__SUPPLIED MATERIAL__.
..........
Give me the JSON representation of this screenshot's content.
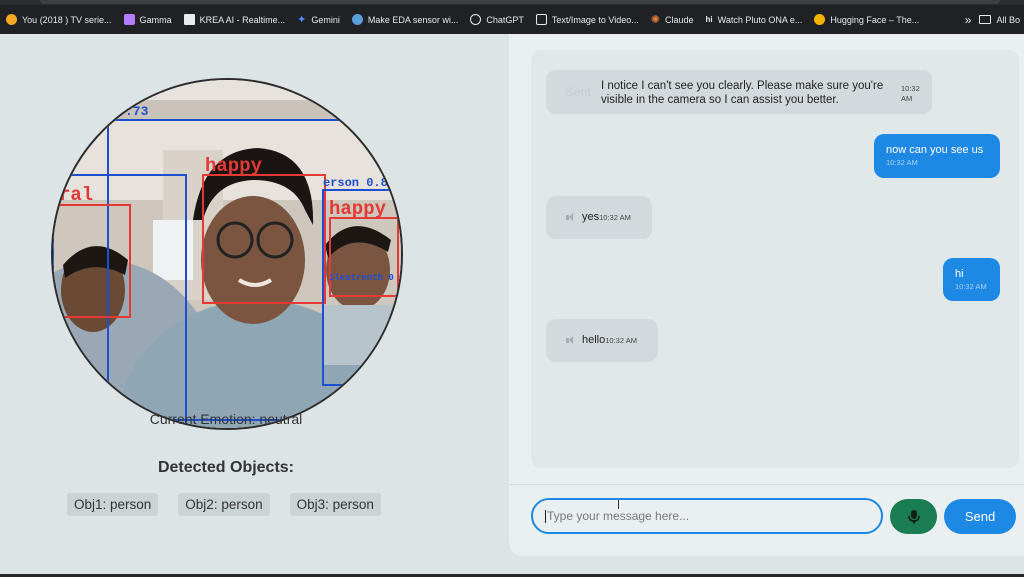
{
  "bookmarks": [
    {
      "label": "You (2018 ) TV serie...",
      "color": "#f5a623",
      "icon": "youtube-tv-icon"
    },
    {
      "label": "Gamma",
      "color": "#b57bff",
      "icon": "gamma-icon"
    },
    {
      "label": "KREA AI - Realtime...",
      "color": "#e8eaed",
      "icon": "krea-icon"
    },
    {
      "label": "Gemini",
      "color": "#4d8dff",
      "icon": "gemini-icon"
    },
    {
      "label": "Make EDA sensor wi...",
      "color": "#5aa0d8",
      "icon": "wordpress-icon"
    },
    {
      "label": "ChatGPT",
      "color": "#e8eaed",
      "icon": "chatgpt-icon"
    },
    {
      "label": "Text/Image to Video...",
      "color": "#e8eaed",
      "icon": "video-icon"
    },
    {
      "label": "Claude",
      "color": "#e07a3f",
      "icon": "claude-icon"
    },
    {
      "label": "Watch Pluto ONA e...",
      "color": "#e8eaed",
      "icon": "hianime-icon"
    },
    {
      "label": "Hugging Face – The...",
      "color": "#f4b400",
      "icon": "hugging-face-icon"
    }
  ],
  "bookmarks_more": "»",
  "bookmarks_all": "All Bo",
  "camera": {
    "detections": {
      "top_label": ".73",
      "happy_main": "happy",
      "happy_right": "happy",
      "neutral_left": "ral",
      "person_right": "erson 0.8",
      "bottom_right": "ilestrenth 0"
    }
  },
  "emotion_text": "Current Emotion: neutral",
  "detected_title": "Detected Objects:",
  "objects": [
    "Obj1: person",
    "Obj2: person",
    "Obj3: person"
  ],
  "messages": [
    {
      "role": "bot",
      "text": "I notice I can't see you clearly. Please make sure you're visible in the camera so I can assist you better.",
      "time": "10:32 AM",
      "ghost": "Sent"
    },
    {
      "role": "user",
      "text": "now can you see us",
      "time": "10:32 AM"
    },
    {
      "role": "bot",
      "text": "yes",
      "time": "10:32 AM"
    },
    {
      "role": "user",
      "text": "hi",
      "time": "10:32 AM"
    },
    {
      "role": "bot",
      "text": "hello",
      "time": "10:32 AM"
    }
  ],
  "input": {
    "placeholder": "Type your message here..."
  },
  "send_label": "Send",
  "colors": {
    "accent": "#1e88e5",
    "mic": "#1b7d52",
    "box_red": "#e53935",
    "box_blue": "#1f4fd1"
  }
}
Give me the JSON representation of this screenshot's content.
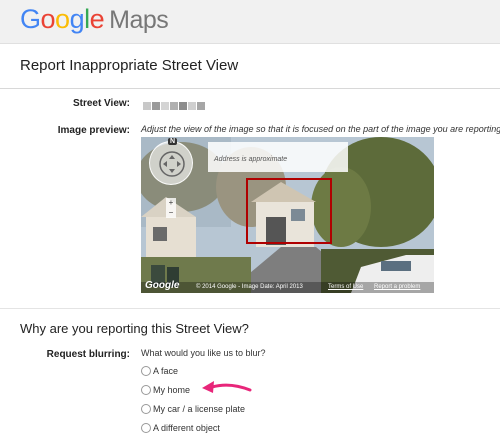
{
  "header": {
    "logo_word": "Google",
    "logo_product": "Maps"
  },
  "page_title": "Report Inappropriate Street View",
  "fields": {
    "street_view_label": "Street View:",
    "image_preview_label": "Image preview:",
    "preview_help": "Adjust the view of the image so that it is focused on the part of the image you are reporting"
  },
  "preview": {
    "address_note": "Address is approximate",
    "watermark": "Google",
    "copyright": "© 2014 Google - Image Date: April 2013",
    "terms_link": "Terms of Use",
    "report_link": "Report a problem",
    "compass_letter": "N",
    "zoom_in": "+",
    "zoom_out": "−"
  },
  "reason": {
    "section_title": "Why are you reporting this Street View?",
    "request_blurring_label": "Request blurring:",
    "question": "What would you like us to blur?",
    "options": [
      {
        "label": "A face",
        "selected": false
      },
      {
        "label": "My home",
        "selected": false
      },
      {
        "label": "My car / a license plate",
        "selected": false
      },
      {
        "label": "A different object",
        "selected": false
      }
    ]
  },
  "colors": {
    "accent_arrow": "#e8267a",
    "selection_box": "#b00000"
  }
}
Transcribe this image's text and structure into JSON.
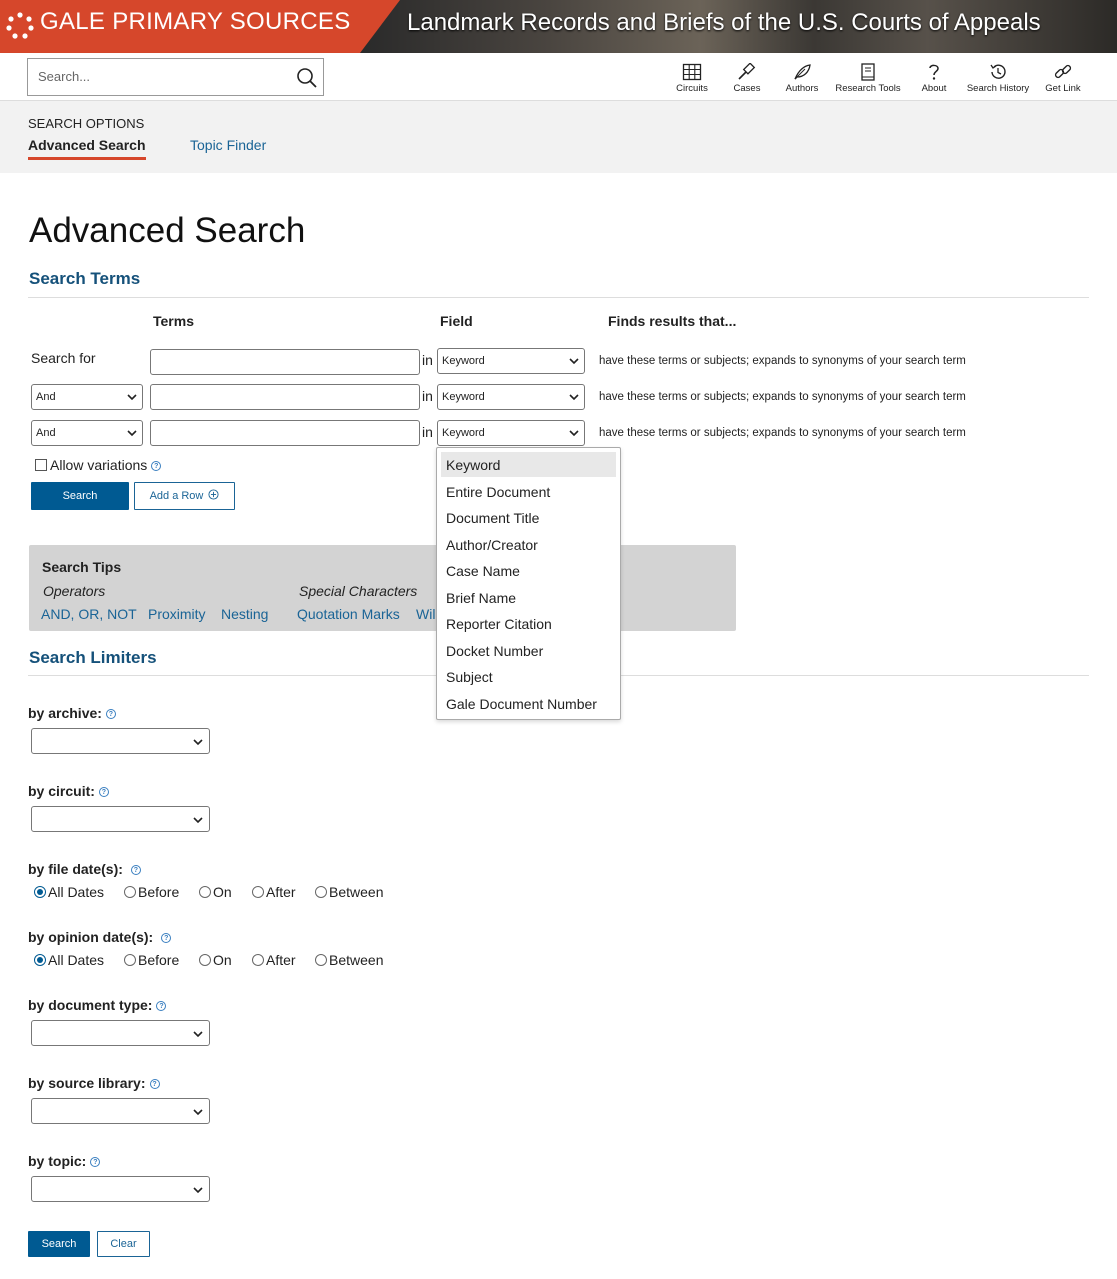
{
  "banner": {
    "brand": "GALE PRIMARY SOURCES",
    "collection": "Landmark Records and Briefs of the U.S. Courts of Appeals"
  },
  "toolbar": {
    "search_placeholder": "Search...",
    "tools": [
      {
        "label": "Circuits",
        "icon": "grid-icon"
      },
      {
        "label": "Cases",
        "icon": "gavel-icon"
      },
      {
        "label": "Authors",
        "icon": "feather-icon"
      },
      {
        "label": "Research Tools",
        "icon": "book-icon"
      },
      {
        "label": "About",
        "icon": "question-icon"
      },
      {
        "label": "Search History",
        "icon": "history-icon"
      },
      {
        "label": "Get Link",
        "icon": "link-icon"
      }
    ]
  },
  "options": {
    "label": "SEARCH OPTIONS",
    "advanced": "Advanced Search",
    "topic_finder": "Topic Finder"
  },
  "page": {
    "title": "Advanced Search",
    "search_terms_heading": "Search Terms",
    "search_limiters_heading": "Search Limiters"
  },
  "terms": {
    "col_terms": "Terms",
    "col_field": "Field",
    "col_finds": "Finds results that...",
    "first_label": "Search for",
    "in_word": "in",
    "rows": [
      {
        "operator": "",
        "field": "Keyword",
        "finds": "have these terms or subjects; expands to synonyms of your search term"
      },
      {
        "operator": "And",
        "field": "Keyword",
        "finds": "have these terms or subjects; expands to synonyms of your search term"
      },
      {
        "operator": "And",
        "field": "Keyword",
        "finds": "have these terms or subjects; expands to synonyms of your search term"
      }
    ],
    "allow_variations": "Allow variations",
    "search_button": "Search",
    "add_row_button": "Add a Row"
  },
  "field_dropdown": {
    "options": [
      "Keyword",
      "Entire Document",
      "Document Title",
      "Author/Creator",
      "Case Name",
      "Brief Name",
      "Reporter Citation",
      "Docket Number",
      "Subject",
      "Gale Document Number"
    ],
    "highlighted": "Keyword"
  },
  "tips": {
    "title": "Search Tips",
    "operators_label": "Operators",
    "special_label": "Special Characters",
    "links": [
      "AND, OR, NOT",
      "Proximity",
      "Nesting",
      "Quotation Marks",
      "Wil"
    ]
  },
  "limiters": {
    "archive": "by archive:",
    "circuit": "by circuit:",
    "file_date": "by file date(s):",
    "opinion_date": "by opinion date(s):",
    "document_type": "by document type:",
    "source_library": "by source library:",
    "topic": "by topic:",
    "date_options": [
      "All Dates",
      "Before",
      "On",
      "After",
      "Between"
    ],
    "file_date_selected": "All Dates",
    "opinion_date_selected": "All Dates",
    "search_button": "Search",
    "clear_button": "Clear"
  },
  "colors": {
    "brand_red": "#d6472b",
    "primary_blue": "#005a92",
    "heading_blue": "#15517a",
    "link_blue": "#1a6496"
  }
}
..........
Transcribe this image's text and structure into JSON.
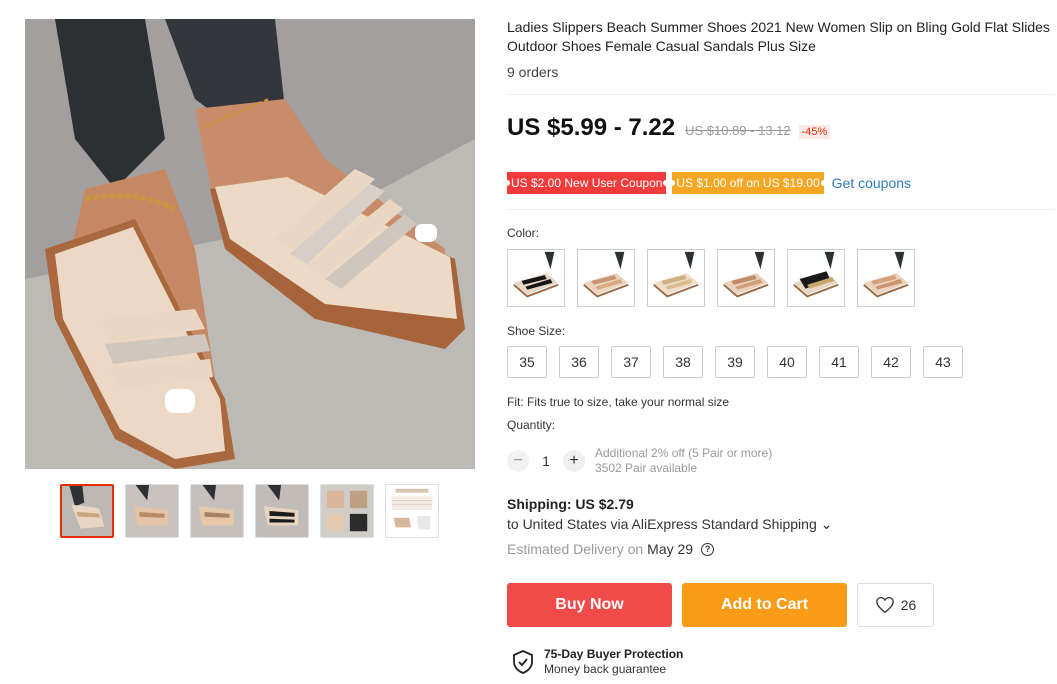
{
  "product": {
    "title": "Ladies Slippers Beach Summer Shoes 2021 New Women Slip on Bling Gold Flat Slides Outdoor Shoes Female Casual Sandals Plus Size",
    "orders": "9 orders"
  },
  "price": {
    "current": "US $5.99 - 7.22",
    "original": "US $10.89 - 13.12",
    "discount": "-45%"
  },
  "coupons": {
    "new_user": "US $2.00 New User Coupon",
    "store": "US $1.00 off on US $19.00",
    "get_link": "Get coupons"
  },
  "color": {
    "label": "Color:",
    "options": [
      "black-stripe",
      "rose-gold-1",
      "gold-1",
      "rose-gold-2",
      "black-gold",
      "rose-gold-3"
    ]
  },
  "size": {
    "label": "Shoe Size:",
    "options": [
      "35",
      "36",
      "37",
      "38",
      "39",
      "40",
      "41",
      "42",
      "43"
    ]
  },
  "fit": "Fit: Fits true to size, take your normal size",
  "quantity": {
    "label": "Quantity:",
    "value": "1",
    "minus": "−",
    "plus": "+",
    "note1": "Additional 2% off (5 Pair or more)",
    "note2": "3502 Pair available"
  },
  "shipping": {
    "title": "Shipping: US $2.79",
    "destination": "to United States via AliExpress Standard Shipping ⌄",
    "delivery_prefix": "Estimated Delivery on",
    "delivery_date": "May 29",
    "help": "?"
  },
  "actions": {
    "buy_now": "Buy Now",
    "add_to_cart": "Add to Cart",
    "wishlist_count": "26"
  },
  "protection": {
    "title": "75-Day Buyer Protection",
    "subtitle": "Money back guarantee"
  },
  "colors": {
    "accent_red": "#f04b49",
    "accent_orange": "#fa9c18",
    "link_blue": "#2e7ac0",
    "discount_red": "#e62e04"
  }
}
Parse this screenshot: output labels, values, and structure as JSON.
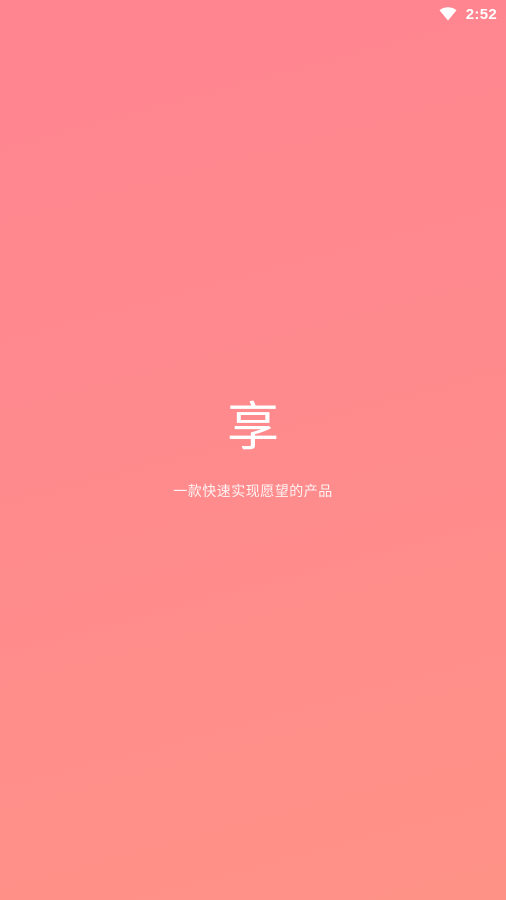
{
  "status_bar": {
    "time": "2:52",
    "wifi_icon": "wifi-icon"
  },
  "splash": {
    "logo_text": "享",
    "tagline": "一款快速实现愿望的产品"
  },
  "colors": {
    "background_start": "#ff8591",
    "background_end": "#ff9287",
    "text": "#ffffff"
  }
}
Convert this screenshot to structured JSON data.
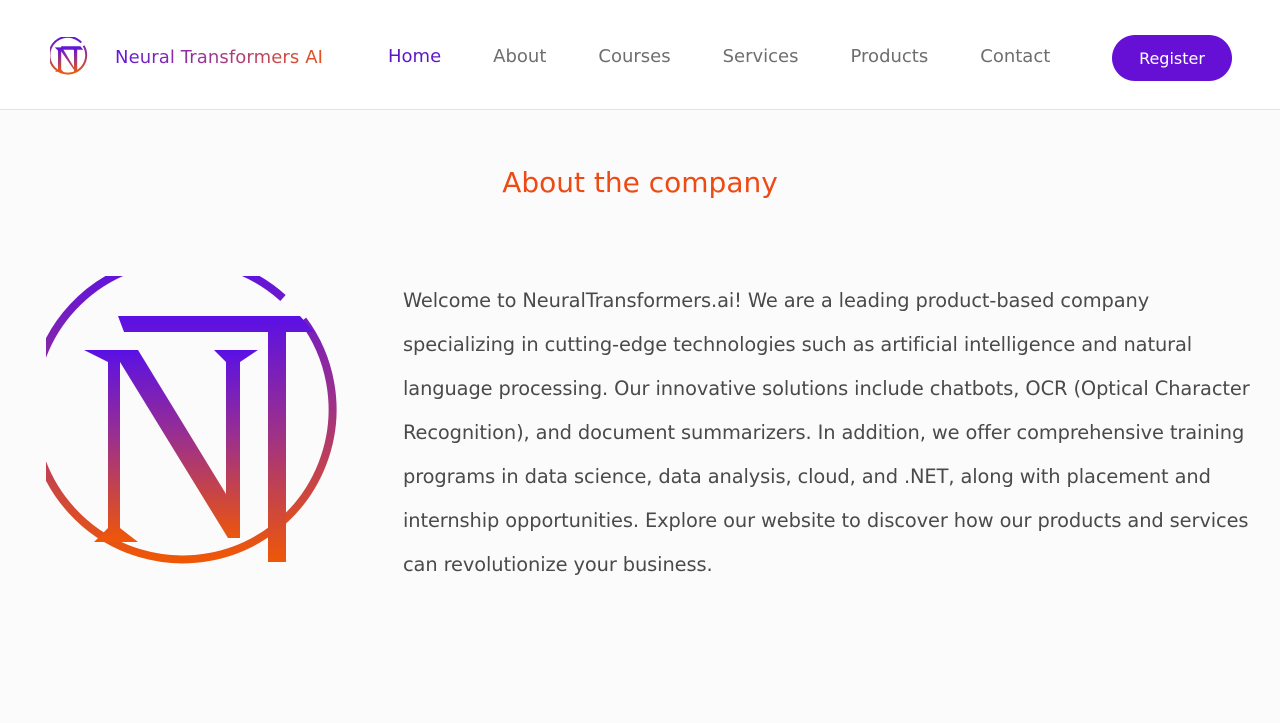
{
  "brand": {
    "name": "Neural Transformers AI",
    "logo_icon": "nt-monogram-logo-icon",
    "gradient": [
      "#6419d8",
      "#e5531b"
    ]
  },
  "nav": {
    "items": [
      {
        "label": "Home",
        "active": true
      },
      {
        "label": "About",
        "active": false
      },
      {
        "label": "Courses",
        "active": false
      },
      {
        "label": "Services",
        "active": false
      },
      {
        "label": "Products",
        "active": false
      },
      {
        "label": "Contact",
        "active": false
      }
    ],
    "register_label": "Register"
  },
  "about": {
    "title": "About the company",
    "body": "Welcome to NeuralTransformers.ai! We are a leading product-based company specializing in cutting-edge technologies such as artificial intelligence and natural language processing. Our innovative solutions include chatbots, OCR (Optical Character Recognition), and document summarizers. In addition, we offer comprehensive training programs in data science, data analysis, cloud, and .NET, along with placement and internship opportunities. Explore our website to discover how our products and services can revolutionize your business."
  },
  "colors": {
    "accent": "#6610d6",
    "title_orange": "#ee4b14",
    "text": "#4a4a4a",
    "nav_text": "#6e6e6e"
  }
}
..........
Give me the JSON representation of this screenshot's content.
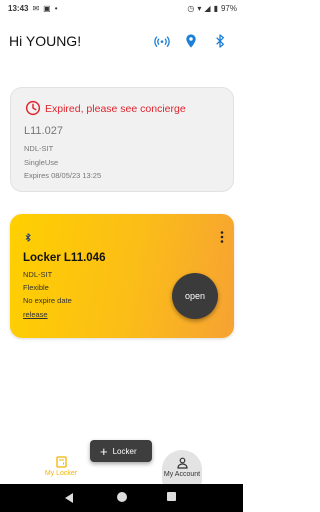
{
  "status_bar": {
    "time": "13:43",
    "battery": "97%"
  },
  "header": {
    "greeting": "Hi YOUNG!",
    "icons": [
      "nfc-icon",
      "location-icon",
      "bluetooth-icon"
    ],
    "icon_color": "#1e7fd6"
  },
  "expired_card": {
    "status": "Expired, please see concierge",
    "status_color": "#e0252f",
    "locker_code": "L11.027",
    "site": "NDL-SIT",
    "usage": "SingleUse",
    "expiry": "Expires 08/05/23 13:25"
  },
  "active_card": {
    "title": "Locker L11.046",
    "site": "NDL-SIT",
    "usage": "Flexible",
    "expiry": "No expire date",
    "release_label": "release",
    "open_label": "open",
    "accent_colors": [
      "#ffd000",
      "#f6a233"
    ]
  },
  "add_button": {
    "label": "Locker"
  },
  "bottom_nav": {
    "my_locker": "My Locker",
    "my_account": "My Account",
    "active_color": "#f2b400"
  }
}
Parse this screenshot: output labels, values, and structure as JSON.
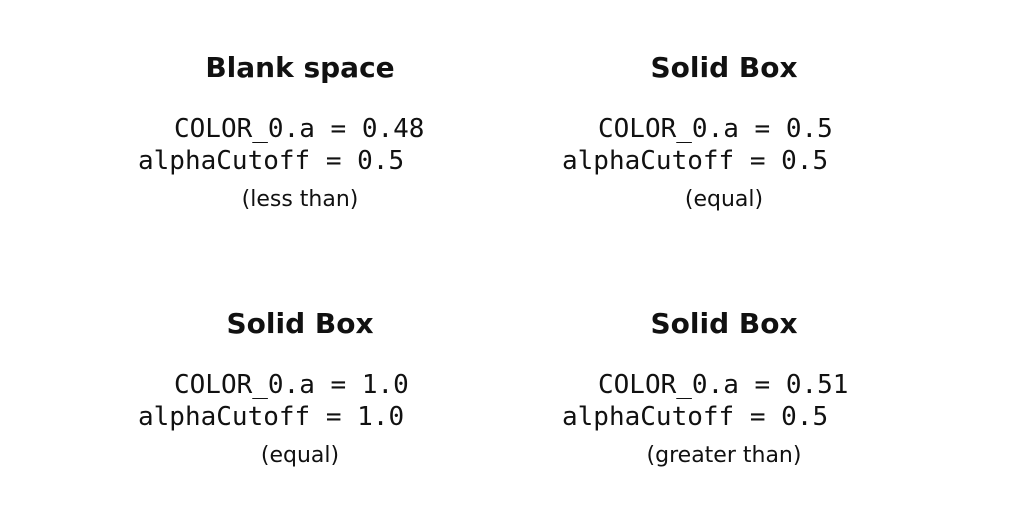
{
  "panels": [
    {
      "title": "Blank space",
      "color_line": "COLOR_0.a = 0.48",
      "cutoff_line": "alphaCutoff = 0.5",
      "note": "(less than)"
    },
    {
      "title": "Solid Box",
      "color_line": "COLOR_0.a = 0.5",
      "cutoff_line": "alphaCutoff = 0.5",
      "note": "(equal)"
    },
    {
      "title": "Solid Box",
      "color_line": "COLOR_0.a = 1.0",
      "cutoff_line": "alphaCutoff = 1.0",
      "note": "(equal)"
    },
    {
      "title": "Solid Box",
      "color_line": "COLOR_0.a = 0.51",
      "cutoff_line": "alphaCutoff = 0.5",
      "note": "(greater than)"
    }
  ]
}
..........
__WORK TO DO__. Find how many of the lines above have the word "Advanced" in them. State only that number.

__TASK RESPONSE__. 2